#### Supplied data
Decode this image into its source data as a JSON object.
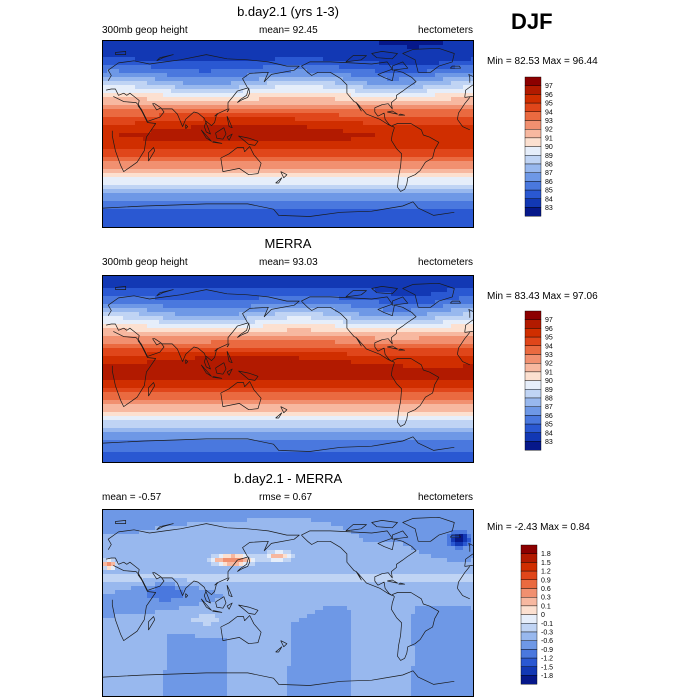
{
  "season": "DJF",
  "panels": [
    {
      "id": "model",
      "title": "b.day2.1 (yrs 1-3)",
      "left_label": "300mb geop height",
      "center_label": "mean=  92.45",
      "right_label": "hectometers",
      "minmax": "Min =  82.53 Max =  96.44",
      "colorbar_labels": [
        "97",
        "96",
        "95",
        "94",
        "93",
        "92",
        "91",
        "90",
        "89",
        "88",
        "87",
        "86",
        "85",
        "84",
        "83"
      ],
      "field": {
        "type": "height",
        "pole": 83.0,
        "equator": 96.2,
        "sh_pole": 84.0
      }
    },
    {
      "id": "obs",
      "title": "MERRA",
      "left_label": "300mb geop height",
      "center_label": "mean=  93.03",
      "right_label": "hectometers",
      "minmax": "Min =  83.43 Max =  97.06",
      "colorbar_labels": [
        "97",
        "96",
        "95",
        "94",
        "93",
        "92",
        "91",
        "90",
        "89",
        "88",
        "87",
        "86",
        "85",
        "84",
        "83"
      ],
      "field": {
        "type": "height",
        "pole": 83.6,
        "equator": 96.6,
        "sh_pole": 84.6
      }
    },
    {
      "id": "diff",
      "title": "b.day2.1 - MERRA",
      "left_label": "mean =  -0.57",
      "center_label": "rmse =   0.67",
      "right_label": "hectometers",
      "minmax": "Min =  -2.43 Max =   0.84",
      "colorbar_labels": [
        "1.8",
        "1.5",
        "1.2",
        "0.9",
        "0.6",
        "0.3",
        "0.1",
        "0",
        "-0.1",
        "-0.3",
        "-0.6",
        "-0.9",
        "-1.2",
        "-1.5",
        "-1.8"
      ],
      "field": {
        "type": "diff"
      }
    }
  ],
  "colors": {
    "ramp16": [
      "#8c0000",
      "#b21a00",
      "#d02e00",
      "#e0461a",
      "#ea6a40",
      "#f19070",
      "#f7b8a0",
      "#fce0d0",
      "#e6eefa",
      "#c0d4f4",
      "#98b8ee",
      "#6e98e6",
      "#4a78de",
      "#2a58d2",
      "#1238b4",
      "#06188a"
    ],
    "coast": "#1a1a1a"
  }
}
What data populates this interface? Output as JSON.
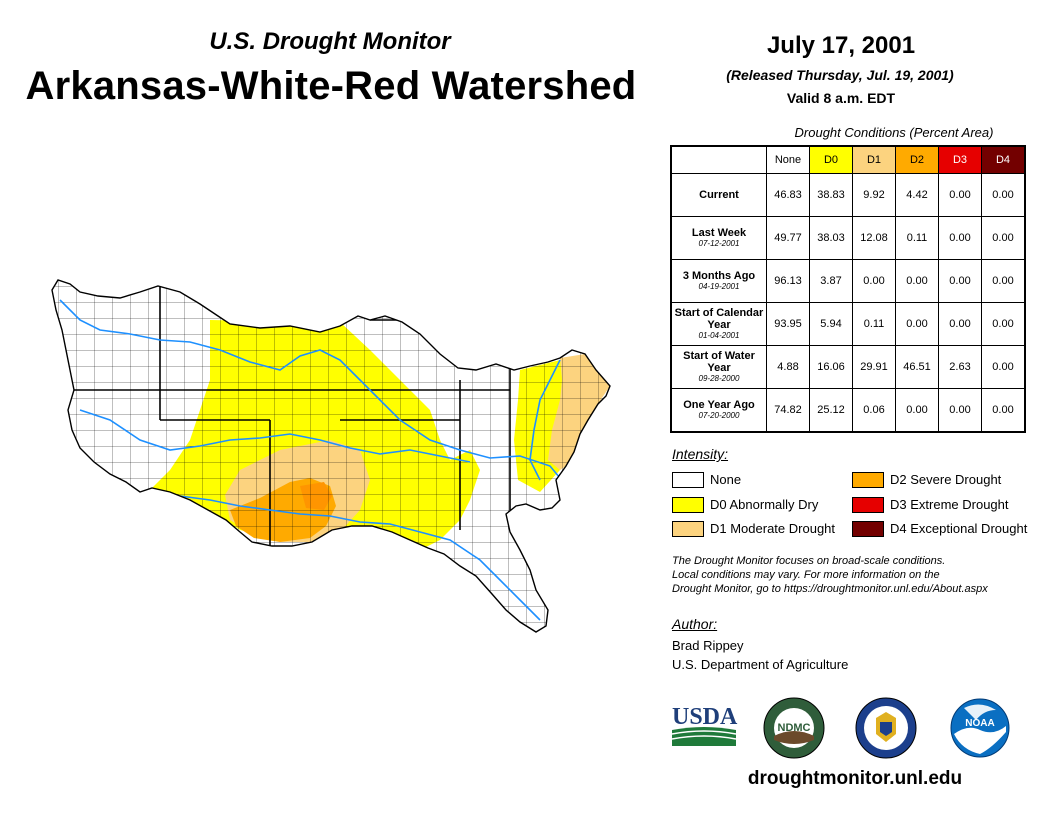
{
  "header": {
    "subtitle": "U.S. Drought Monitor",
    "title": "Arkansas-White-Red Watershed",
    "date": "July 17, 2001",
    "released": "(Released Thursday, Jul. 19, 2001)",
    "valid": "Valid 8 a.m. EDT"
  },
  "table": {
    "caption": "Drought Conditions (Percent Area)",
    "columns": [
      "None",
      "D0",
      "D1",
      "D2",
      "D3",
      "D4"
    ],
    "rows": [
      {
        "label": "Current",
        "date": "",
        "values": [
          "46.83",
          "38.83",
          "9.92",
          "4.42",
          "0.00",
          "0.00"
        ]
      },
      {
        "label": "Last Week",
        "date": "07-12-2001",
        "values": [
          "49.77",
          "38.03",
          "12.08",
          "0.11",
          "0.00",
          "0.00"
        ]
      },
      {
        "label": "3 Months Ago",
        "date": "04-19-2001",
        "values": [
          "96.13",
          "3.87",
          "0.00",
          "0.00",
          "0.00",
          "0.00"
        ]
      },
      {
        "label": "Start of Calendar Year",
        "date": "01-04-2001",
        "values": [
          "93.95",
          "5.94",
          "0.11",
          "0.00",
          "0.00",
          "0.00"
        ]
      },
      {
        "label": "Start of Water Year",
        "date": "09-28-2000",
        "values": [
          "4.88",
          "16.06",
          "29.91",
          "46.51",
          "2.63",
          "0.00"
        ]
      },
      {
        "label": "One Year Ago",
        "date": "07-20-2000",
        "values": [
          "74.82",
          "25.12",
          "0.06",
          "0.00",
          "0.00",
          "0.00"
        ]
      }
    ]
  },
  "legend": {
    "heading": "Intensity:",
    "items": [
      {
        "label": "None",
        "color": "#ffffff"
      },
      {
        "label": "D0 Abnormally Dry",
        "color": "#ffff00"
      },
      {
        "label": "D1 Moderate Drought",
        "color": "#fcd37f"
      },
      {
        "label": "D2 Severe Drought",
        "color": "#ffaa00"
      },
      {
        "label": "D3 Extreme Drought",
        "color": "#e60000"
      },
      {
        "label": "D4 Exceptional Drought",
        "color": "#730000"
      }
    ]
  },
  "note": {
    "line1": "The Drought Monitor focuses on broad-scale conditions.",
    "line2": "Local conditions may vary. For more information on the",
    "line3": "Drought Monitor, go to https://droughtmonitor.unl.edu/About.aspx"
  },
  "author": {
    "heading": "Author:",
    "name": "Brad Rippey",
    "org": "U.S. Department of Agriculture"
  },
  "logos": {
    "usda": "USDA",
    "ndmc": "NDMC",
    "noaa": "NOAA"
  },
  "website": "droughtmonitor.unl.edu"
}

#### What you have to do
Work out how many lines above contain the word "Year". Give only the number.

#### Completed task
3